◆ What to produce ◆
Scan the entries below. List each line with "game".

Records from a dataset
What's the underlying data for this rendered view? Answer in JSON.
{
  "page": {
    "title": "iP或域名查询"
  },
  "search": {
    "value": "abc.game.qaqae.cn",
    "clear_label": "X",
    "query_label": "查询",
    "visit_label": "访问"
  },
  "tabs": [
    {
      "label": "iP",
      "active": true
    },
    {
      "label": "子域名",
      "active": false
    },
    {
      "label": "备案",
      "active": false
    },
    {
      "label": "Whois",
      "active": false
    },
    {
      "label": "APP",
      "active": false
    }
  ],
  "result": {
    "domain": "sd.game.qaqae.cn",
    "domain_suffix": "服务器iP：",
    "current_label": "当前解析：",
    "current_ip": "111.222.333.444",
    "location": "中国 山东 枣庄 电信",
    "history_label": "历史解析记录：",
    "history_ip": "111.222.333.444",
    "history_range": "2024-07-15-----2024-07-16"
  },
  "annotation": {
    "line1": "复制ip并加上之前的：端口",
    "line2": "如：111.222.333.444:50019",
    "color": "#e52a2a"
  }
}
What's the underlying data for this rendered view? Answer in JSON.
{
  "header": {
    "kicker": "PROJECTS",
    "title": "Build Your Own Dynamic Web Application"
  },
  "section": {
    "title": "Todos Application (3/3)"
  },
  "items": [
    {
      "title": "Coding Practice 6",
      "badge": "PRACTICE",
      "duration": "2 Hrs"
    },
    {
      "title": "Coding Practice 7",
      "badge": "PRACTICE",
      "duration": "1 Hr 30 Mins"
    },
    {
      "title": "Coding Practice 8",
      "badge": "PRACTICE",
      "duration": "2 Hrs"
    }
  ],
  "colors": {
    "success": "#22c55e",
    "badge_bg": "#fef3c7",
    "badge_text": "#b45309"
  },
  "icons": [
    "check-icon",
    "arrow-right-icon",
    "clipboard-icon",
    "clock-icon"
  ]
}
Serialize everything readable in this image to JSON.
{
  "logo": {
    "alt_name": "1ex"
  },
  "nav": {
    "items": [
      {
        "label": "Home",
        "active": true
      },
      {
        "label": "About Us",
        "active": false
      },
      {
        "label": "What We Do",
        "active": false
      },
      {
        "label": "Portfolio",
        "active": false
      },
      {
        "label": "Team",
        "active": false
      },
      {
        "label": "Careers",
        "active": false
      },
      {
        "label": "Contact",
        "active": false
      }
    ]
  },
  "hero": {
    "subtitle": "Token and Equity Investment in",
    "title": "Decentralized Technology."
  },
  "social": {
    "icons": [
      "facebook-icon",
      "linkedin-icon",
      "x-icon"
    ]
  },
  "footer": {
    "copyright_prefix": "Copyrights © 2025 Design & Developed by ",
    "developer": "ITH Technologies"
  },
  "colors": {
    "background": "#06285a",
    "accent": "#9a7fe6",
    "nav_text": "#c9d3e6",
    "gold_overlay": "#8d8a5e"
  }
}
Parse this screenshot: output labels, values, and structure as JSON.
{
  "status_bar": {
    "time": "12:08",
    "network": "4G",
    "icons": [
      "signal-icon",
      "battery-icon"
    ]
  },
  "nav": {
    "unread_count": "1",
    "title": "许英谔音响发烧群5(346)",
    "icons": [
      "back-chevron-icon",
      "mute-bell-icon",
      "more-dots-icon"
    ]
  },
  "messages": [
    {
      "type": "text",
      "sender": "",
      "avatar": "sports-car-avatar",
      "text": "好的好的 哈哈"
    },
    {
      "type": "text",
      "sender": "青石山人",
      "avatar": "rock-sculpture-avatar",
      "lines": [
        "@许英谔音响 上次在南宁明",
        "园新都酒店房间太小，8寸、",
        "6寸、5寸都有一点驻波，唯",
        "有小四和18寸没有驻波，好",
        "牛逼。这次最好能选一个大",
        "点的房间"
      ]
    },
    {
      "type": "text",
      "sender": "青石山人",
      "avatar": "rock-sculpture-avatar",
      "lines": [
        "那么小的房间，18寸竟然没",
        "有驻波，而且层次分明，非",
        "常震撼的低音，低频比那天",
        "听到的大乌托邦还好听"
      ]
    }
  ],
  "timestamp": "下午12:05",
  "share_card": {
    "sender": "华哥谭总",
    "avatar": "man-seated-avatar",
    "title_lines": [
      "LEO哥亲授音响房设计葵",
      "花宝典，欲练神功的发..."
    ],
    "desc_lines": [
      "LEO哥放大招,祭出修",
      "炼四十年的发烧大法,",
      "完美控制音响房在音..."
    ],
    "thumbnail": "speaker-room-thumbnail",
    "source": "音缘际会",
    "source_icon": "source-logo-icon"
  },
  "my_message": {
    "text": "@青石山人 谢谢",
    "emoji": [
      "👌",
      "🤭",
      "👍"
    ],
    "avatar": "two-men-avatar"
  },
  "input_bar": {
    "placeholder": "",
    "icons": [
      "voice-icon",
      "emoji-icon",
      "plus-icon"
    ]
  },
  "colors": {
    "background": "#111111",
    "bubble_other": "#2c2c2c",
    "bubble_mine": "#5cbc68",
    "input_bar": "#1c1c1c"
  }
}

◆ Output below ◆
    "value": "abc.game.qaqae.cn",
    "domain": "sd.game.qaqae.cn",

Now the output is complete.